What is asked - Report all lines from the entries below in which "have" appears.

Input data -

• • •

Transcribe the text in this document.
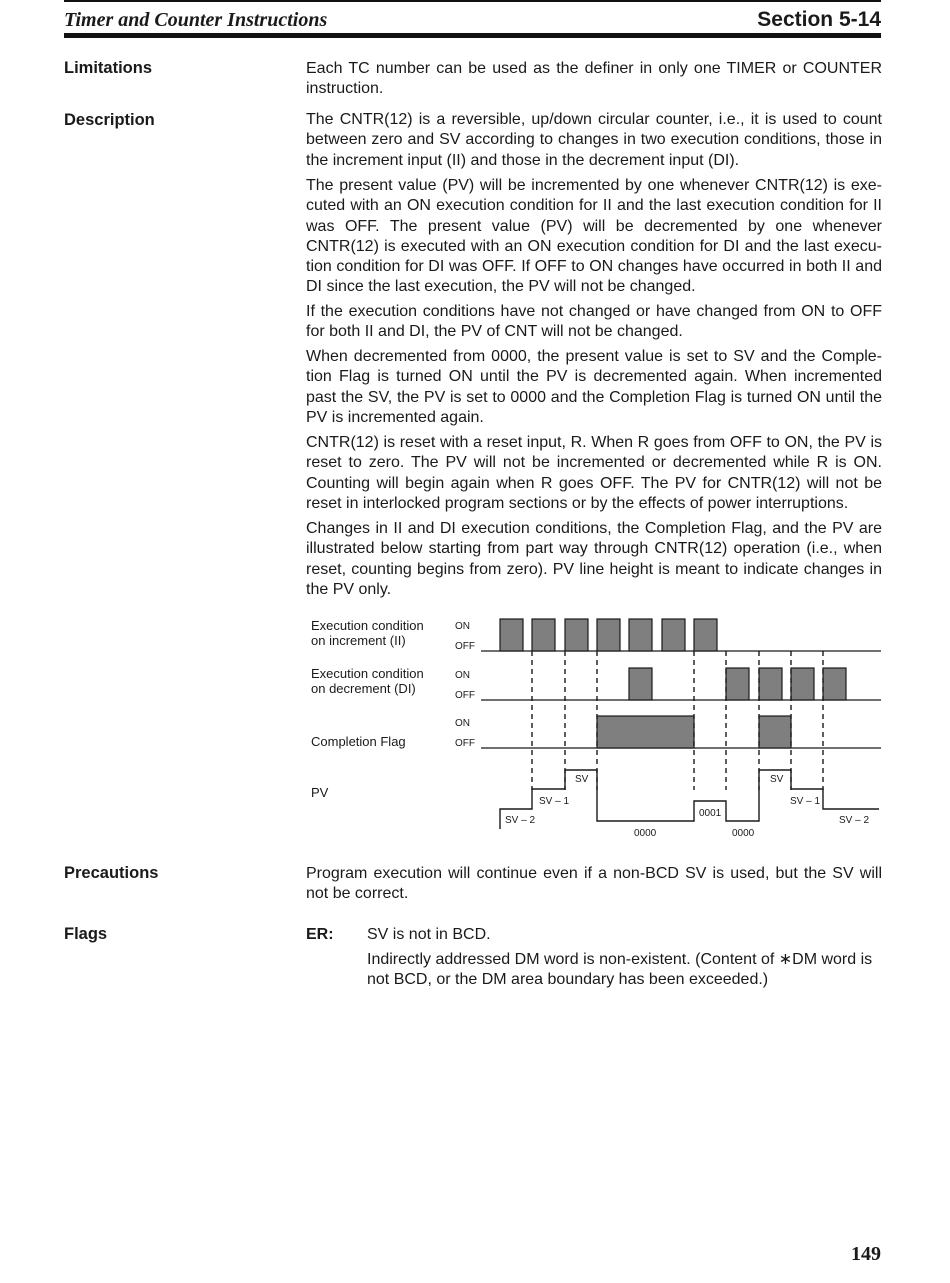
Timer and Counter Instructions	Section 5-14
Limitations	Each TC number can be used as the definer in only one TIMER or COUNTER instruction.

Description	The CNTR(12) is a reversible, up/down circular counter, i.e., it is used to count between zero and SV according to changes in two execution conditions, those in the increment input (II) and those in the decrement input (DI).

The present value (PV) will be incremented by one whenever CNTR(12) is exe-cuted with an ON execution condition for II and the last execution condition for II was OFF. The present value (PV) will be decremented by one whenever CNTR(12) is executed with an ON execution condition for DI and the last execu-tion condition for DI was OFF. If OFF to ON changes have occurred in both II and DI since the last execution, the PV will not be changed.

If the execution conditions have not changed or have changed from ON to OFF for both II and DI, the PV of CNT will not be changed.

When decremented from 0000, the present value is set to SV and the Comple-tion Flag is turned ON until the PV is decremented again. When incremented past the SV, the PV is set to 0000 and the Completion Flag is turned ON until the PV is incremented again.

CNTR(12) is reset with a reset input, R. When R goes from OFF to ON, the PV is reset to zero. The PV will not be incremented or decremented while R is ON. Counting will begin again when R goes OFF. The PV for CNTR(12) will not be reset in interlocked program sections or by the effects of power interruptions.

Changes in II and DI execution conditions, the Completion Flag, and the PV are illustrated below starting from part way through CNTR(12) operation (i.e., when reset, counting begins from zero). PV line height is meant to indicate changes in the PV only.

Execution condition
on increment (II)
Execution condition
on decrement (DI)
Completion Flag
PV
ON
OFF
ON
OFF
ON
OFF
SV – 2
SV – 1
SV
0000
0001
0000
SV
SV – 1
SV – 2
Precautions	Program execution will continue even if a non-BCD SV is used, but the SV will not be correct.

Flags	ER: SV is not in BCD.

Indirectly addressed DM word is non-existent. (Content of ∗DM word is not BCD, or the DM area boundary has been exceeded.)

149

• • •

The response -
The present value (PV) will be incremented by one whenever CNTR(12) is exe-cuted with an ON execution condition for II and the last execution condition for II was OFF. The present value (PV) will be decremented by one whenever CNTR(12) is executed with an ON execution condition for DI and the last execu-tion condition for DI was OFF. If OFF to ON changes have occurred in both II and DI since the last execution, the PV will not be changed.
If the execution conditions have not changed or have changed from ON to OFF for both II and DI, the PV of CNT will not be changed.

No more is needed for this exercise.